### Direction
Find every line in the records below that holds the word "modo" and copy it.

'''

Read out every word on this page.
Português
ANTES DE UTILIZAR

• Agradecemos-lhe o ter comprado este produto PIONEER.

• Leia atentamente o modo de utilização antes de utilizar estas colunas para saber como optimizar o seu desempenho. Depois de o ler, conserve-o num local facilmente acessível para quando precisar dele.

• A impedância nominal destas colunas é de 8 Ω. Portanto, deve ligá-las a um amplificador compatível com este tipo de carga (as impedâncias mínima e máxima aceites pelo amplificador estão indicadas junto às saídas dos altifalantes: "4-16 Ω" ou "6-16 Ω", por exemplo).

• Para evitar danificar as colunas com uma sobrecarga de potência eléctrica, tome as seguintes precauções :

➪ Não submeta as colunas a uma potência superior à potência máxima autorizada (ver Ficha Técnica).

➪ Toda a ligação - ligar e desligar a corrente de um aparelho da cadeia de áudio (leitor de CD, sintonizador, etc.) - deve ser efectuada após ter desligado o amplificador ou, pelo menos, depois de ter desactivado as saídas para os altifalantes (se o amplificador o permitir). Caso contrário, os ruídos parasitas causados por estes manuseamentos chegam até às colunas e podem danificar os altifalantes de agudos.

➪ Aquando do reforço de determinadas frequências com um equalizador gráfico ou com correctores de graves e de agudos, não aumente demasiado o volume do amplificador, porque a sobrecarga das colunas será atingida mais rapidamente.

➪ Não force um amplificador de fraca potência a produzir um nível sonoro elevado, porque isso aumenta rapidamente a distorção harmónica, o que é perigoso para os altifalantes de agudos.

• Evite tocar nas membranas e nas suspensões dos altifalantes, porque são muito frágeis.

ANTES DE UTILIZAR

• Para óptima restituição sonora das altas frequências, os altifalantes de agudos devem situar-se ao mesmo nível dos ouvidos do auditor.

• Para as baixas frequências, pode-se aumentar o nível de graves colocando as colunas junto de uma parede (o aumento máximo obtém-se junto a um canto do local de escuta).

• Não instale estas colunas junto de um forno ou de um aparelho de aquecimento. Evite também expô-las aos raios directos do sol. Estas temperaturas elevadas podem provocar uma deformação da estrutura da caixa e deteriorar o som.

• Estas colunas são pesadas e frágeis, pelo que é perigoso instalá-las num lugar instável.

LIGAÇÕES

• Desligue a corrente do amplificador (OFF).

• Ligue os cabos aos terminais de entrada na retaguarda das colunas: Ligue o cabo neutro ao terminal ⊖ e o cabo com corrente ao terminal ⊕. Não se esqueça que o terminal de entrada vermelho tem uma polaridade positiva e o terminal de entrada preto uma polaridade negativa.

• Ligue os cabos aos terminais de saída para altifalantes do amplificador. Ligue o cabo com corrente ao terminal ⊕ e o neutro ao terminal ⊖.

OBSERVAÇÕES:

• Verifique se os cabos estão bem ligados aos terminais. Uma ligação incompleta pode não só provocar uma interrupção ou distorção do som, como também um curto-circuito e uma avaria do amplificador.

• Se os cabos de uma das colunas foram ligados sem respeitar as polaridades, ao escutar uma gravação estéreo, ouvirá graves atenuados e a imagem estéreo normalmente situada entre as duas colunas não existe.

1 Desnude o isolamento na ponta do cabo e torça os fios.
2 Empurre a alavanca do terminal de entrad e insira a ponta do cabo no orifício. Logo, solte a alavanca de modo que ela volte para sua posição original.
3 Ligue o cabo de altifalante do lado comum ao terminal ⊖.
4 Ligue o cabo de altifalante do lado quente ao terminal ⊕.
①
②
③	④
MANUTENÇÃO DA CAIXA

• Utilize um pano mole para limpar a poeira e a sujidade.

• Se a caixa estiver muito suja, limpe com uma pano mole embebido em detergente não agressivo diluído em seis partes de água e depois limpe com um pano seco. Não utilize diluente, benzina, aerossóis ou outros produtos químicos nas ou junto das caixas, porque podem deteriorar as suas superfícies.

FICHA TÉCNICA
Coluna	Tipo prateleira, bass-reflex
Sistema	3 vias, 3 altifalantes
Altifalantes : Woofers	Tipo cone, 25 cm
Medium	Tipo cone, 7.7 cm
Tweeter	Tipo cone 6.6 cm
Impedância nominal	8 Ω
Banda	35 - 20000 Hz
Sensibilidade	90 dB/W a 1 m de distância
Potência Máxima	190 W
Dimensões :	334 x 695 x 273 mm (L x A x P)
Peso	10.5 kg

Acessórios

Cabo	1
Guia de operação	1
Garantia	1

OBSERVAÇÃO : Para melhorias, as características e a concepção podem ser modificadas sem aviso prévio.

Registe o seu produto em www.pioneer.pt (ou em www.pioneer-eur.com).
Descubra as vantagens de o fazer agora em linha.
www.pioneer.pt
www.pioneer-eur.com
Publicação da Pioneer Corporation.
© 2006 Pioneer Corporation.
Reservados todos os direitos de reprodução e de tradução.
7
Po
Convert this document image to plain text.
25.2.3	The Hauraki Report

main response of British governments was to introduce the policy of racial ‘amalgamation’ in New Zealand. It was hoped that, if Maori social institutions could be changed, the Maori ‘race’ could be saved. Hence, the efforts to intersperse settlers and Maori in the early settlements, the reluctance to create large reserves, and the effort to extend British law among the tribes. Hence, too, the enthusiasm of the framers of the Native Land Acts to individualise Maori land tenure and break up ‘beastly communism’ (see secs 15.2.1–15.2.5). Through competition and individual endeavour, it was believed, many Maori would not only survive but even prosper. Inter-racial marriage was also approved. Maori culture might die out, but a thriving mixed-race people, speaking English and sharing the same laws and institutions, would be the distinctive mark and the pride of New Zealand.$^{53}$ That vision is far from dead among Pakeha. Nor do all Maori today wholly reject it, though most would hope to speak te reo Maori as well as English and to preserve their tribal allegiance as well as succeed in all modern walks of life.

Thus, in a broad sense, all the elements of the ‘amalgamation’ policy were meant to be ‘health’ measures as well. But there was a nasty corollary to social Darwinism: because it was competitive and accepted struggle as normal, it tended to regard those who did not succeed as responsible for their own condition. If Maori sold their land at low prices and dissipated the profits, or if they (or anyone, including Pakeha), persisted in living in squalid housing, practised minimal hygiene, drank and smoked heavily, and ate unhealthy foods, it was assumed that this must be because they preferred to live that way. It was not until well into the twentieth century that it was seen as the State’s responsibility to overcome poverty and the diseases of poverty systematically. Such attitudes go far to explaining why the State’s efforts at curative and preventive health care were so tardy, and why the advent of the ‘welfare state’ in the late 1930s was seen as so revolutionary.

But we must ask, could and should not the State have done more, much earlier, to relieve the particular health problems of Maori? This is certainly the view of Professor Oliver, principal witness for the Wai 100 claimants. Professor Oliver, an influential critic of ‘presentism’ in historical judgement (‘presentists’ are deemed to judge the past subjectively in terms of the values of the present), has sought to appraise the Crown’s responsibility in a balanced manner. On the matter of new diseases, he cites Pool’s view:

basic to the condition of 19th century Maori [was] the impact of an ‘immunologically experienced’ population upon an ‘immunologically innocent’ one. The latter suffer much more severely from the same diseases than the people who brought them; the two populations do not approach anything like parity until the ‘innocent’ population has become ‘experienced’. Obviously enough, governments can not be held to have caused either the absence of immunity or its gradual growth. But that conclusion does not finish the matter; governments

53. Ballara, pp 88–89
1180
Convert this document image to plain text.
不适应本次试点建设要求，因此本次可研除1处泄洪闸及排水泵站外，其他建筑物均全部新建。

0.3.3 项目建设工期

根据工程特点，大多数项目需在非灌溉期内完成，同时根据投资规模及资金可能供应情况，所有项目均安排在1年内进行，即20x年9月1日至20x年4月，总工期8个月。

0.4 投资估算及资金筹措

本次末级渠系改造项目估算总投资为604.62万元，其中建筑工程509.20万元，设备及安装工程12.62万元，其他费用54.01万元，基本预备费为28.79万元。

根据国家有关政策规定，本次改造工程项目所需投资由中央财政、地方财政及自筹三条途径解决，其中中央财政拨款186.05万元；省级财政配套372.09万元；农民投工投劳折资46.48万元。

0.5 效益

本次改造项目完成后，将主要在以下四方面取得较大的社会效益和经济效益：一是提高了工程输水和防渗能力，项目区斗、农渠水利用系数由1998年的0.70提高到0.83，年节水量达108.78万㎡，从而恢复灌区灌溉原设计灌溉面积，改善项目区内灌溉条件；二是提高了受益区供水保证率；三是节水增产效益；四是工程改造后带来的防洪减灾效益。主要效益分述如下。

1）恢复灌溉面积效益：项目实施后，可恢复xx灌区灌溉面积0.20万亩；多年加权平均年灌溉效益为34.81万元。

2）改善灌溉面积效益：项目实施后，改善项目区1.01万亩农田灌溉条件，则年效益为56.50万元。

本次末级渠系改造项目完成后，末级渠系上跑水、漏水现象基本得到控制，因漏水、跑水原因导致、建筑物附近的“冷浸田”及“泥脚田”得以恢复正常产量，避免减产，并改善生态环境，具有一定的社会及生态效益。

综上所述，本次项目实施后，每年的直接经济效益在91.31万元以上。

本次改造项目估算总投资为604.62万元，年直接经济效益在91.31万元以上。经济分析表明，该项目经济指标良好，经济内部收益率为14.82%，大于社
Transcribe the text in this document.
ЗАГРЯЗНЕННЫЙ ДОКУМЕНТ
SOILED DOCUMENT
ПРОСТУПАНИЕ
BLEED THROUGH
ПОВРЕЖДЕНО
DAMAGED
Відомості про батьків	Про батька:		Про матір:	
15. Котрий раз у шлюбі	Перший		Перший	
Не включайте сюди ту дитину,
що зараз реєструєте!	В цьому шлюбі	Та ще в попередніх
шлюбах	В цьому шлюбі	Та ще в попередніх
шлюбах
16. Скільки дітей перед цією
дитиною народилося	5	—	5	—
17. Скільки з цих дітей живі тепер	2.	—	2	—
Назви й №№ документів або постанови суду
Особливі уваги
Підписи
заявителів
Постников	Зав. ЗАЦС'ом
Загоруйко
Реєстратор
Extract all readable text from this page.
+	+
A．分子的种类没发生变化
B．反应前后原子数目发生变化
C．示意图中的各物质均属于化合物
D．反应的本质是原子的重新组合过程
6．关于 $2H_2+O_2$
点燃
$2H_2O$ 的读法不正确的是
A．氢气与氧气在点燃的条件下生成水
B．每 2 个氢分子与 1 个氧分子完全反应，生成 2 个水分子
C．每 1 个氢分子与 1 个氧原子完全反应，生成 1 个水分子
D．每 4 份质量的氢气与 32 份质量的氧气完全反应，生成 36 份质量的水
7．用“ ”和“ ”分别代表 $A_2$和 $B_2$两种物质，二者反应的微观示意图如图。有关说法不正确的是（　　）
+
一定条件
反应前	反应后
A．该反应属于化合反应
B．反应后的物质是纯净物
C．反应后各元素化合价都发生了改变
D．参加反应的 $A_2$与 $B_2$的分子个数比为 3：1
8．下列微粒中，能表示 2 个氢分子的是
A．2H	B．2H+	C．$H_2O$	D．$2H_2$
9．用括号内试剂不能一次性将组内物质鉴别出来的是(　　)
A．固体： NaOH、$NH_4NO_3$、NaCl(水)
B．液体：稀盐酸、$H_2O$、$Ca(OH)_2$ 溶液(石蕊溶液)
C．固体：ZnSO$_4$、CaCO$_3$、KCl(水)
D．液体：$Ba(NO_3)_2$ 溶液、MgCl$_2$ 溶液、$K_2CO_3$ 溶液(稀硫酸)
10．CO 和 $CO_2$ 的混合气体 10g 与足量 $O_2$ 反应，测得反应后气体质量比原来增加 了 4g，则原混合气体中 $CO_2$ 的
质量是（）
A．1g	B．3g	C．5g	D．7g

'''

### Solution for this task
• Leia atentamente o modo de utilização antes de utilizar estas colunas para saber como optimizar o seu desempenho. Depois de o ler, conserve-o num local facilmente acessível para quando precisar dele.
2 Empurre a alavanca do terminal de entrad e insira a ponta do cabo no orifício. Logo, solte a alavanca de modo que ela volte para sua posição original.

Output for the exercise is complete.